• **Instruction**
Return the material word for word. Do not include pictures.

— Start of Entries —

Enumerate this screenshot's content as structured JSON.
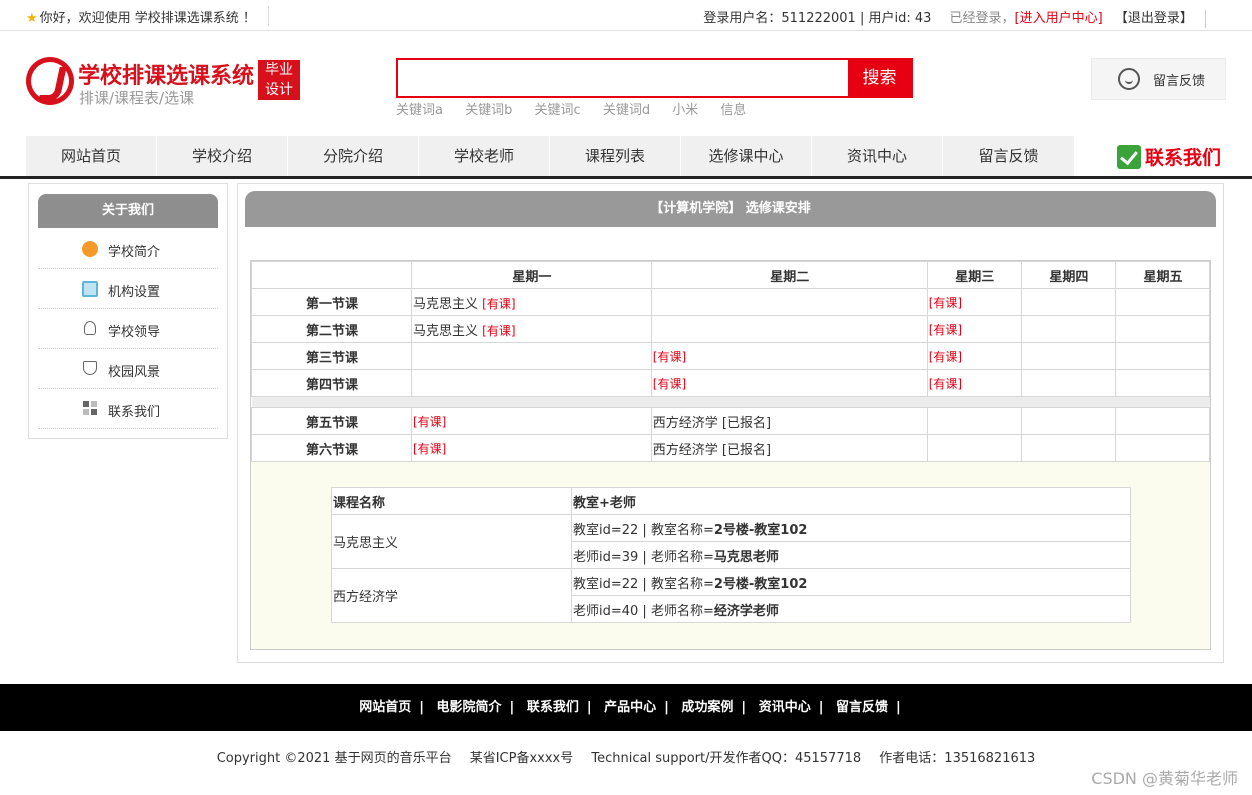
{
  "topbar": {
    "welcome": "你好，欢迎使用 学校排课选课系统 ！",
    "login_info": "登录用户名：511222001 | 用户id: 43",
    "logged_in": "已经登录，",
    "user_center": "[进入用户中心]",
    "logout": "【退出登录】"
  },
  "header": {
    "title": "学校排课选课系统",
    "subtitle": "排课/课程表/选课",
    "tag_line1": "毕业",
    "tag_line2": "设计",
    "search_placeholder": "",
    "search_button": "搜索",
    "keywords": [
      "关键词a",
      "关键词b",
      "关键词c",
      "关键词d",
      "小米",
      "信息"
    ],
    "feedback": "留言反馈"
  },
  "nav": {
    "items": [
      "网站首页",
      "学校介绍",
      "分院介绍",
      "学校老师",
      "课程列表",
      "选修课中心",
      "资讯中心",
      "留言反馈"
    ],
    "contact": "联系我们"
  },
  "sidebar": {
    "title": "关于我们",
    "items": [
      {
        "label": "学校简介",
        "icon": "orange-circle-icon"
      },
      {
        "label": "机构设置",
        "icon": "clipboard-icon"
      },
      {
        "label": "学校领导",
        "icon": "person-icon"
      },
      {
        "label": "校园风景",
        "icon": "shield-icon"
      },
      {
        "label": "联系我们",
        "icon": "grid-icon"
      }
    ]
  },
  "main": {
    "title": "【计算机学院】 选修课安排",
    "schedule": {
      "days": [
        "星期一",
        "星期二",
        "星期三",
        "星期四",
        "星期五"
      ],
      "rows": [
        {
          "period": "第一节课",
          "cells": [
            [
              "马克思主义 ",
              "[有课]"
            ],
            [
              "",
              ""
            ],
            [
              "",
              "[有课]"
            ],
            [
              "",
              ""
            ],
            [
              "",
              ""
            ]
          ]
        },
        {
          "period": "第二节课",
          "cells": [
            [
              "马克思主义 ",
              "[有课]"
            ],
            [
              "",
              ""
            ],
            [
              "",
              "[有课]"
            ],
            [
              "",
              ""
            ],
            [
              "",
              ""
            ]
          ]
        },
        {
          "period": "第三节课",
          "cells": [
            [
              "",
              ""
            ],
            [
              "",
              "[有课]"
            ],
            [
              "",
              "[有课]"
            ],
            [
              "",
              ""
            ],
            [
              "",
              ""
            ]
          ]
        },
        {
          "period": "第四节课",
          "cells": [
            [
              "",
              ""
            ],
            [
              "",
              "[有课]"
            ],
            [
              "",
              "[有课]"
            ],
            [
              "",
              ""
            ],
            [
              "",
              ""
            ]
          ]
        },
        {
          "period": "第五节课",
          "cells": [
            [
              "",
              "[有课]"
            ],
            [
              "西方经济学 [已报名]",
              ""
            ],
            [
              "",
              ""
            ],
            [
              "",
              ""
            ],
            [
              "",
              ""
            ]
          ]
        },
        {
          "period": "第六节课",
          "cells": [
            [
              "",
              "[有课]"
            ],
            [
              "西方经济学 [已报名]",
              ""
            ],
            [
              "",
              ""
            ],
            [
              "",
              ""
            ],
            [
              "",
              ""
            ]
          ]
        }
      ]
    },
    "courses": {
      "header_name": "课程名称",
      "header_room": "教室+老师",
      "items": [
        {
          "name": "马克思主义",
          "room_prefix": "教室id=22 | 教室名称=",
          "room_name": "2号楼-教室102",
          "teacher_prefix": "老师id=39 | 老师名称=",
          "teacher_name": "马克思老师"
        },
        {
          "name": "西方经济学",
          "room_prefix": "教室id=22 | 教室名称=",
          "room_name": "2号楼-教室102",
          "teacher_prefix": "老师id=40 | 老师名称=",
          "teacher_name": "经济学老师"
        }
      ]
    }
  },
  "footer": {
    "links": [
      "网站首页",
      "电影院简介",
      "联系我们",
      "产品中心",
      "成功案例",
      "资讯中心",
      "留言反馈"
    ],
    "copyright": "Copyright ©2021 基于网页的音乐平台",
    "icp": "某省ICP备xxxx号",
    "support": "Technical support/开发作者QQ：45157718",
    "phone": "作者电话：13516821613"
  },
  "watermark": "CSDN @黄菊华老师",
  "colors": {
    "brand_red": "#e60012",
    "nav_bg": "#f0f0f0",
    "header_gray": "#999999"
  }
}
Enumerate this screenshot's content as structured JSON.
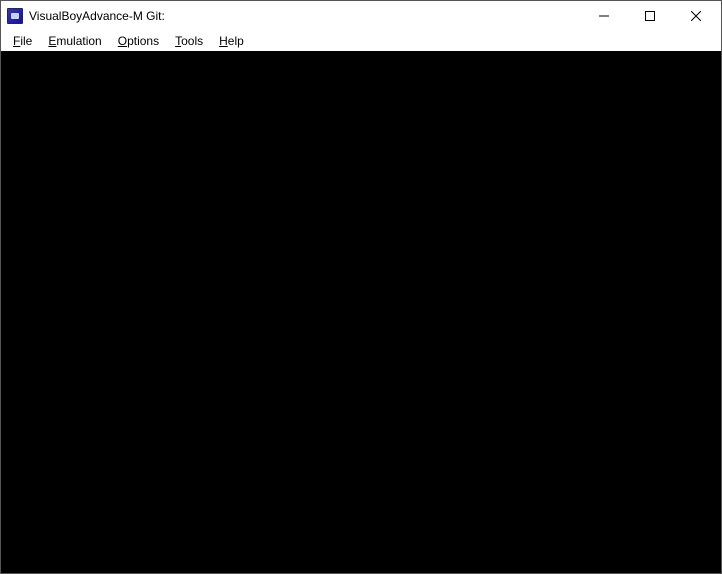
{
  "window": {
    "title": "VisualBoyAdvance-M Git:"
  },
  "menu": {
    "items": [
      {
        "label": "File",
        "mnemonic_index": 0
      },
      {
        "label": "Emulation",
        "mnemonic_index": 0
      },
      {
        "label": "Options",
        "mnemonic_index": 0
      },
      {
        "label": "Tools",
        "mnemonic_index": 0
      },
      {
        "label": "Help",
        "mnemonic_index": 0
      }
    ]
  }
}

— End of Entries —

• **Exercise output**
Enumerate this screenshot's content as structured JSON.
{
  "topbar": {
    "welcome": "你好，欢迎使用 学校排课选课系统 ！",
    "login_info": "登录用户名：511222001 | 用户id: 43",
    "logged_in": "已经登录，",
    "user_center": "[进入用户中心]",
    "logout": "【退出登录】"
  },
  "header": {
    "title": "学校排课选课系统",
    "subtitle": "排课/课程表/选课",
    "tag_line1": "毕业",
    "tag_line2": "设计",
    "search_placeholder": "",
    "search_button": "搜索",
    "keywords": [
      "关键词a",
      "关键词b",
      "关键词c",
      "关键词d",
      "小米",
      "信息"
    ],
    "feedback": "留言反馈"
  },
  "nav": {
    "items": [
      "网站首页",
      "学校介绍",
      "分院介绍",
      "学校老师",
      "课程列表",
      "选修课中心",
      "资讯中心",
      "留言反馈"
    ],
    "contact": "联系我们"
  },
  "sidebar": {
    "title": "关于我们",
    "items": [
      {
        "label": "学校简介",
        "icon": "orange-circle-icon"
      },
      {
        "label": "机构设置",
        "icon": "clipboard-icon"
      },
      {
        "label": "学校领导",
        "icon": "person-icon"
      },
      {
        "label": "校园风景",
        "icon": "shield-icon"
      },
      {
        "label": "联系我们",
        "icon": "grid-icon"
      }
    ]
  },
  "main": {
    "title": "【计算机学院】 选修课安排",
    "schedule": {
      "days": [
        "星期一",
        "星期二",
        "星期三",
        "星期四",
        "星期五"
      ],
      "rows": [
        {
          "period": "第一节课",
          "cells": [
            [
              "马克思主义 ",
              "[有课]"
            ],
            [
              "",
              ""
            ],
            [
              "",
              "[有课]"
            ],
            [
              "",
              ""
            ],
            [
              "",
              ""
            ]
          ]
        },
        {
          "period": "第二节课",
          "cells": [
            [
              "马克思主义 ",
              "[有课]"
            ],
            [
              "",
              ""
            ],
            [
              "",
              "[有课]"
            ],
            [
              "",
              ""
            ],
            [
              "",
              ""
            ]
          ]
        },
        {
          "period": "第三节课",
          "cells": [
            [
              "",
              ""
            ],
            [
              "",
              "[有课]"
            ],
            [
              "",
              "[有课]"
            ],
            [
              "",
              ""
            ],
            [
              "",
              ""
            ]
          ]
        },
        {
          "period": "第四节课",
          "cells": [
            [
              "",
              ""
            ],
            [
              "",
              "[有课]"
            ],
            [
              "",
              "[有课]"
            ],
            [
              "",
              ""
            ],
            [
              "",
              ""
            ]
          ]
        },
        {
          "period": "第五节课",
          "cells": [
            [
              "",
              "[有课]"
            ],
            [
              "西方经济学 [已报名]",
              ""
            ],
            [
              "",
              ""
            ],
            [
              "",
              ""
            ],
            [
              "",
              ""
            ]
          ]
        },
        {
          "period": "第六节课",
          "cells": [
            [
              "",
              "[有课]"
            ],
            [
              "西方经济学 [已报名]",
              ""
            ],
            [
              "",
              ""
            ],
            [
              "",
              ""
            ],
            [
              "",
              ""
            ]
          ]
        }
      ]
    },
    "courses": {
      "header_name": "课程名称",
      "header_room": "教室+老师",
      "items": [
        {
          "name": "马克思主义",
          "room_prefix": "教室id=22 | 教室名称=",
          "room_name": "2号楼-教室102",
          "teacher_prefix": "老师id=39 | 老师名称=",
          "teacher_name": "马克思老师"
        },
        {
          "name": "西方经济学",
          "room_prefix": "教室id=22 | 教室名称=",
          "room_name": "2号楼-教室102",
          "teacher_prefix": "老师id=40 | 老师名称=",
          "teacher_name": "经济学老师"
        }
      ]
    }
  },
  "footer": {
    "links": [
      "网站首页",
      "电影院简介",
      "联系我们",
      "产品中心",
      "成功案例",
      "资讯中心",
      "留言反馈"
    ],
    "copyright": "Copyright ©2021 基于网页的音乐平台",
    "icp": "某省ICP备xxxx号",
    "support": "Technical support/开发作者QQ：45157718",
    "phone": "作者电话：13516821613"
  },
  "watermark": "CSDN @黄菊华老师",
  "colors": {
    "brand_red": "#e60012",
    "nav_bg": "#f0f0f0",
    "header_gray": "#999999"
  }
}
Enumerate this screenshot's content as structured JSON.
{
  "window": {
    "title": "VisualBoyAdvance-M Git:"
  },
  "menu": {
    "items": [
      {
        "label": "File",
        "mnemonic_index": 0
      },
      {
        "label": "Emulation",
        "mnemonic_index": 0
      },
      {
        "label": "Options",
        "mnemonic_index": 0
      },
      {
        "label": "Tools",
        "mnemonic_index": 0
      },
      {
        "label": "Help",
        "mnemonic_index": 0
      }
    ]
  }
}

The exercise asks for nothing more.